The result should be every line in the data below that carries the string "prefix".

Page and application data records
+ + +

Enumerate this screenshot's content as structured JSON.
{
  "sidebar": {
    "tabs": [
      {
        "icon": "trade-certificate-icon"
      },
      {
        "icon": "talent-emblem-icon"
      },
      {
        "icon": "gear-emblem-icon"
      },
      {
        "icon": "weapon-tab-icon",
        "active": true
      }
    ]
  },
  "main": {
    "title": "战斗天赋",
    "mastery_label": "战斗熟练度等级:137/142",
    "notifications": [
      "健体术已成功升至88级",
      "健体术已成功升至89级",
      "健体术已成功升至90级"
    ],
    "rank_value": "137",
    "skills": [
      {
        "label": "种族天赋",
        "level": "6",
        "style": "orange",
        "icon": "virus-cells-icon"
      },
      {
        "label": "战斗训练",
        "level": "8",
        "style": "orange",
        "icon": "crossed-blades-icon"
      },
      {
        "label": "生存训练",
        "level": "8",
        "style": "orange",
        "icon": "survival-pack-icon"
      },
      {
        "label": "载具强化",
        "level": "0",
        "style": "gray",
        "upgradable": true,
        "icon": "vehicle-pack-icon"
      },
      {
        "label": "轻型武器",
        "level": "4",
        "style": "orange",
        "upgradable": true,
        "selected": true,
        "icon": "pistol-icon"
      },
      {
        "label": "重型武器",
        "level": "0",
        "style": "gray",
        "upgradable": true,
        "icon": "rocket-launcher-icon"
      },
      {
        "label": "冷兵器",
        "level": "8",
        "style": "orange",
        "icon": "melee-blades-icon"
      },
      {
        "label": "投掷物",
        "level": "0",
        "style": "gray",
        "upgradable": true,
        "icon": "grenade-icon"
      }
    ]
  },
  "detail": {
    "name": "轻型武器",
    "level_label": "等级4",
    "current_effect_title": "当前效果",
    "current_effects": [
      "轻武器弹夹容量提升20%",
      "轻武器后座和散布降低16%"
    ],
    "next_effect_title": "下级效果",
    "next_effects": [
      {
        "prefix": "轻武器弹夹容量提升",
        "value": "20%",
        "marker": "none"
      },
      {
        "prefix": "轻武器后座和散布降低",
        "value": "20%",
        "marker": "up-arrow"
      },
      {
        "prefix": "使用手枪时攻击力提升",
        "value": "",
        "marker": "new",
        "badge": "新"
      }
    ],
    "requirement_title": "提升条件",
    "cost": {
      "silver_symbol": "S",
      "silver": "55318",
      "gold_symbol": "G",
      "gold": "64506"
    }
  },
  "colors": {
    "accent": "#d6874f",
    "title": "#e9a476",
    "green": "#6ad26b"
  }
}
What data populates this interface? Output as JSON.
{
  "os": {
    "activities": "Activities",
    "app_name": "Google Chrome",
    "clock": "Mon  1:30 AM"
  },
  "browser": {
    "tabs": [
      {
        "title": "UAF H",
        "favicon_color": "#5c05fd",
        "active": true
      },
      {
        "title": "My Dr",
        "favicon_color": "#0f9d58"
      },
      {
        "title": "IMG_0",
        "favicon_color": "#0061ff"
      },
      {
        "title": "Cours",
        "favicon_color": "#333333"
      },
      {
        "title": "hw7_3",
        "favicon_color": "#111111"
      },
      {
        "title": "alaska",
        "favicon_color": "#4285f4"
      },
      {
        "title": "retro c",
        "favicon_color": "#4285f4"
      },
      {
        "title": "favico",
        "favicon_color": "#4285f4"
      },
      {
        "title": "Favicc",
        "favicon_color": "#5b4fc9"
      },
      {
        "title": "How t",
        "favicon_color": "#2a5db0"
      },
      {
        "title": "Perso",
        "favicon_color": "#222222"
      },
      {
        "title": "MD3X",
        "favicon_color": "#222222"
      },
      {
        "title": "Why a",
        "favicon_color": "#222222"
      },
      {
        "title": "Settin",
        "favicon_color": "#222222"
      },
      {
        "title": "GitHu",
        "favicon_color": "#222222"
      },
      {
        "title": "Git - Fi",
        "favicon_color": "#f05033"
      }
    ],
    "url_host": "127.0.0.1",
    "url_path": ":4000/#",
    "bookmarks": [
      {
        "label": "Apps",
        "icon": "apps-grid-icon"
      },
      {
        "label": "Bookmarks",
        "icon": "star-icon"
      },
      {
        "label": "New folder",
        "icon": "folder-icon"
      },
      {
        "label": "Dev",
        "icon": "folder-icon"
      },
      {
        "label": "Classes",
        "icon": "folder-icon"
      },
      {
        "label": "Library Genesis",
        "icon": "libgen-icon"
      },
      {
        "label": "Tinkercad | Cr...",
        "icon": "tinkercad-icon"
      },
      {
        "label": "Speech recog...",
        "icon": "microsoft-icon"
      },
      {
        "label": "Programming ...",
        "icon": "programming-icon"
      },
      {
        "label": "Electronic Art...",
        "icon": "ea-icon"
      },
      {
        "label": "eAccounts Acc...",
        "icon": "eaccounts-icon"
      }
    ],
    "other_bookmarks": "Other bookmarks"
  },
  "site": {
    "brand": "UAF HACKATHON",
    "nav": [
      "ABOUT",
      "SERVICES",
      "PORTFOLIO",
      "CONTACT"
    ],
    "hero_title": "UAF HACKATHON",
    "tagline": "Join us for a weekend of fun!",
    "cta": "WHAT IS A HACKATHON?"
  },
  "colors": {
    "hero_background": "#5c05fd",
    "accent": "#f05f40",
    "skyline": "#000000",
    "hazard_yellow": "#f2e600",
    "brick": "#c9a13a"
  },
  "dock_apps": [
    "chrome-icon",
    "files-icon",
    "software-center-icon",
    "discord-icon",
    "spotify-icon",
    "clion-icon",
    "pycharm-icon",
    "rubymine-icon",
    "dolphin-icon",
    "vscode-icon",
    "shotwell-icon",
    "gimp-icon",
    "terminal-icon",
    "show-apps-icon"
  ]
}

+ + +

OUTPUT FOR THIS EXERCISE:
        "prefix": "轻武器弹夹容量提升",
        "prefix": "轻武器后座和散布降低",
        "prefix": "使用手枪时攻击力提升",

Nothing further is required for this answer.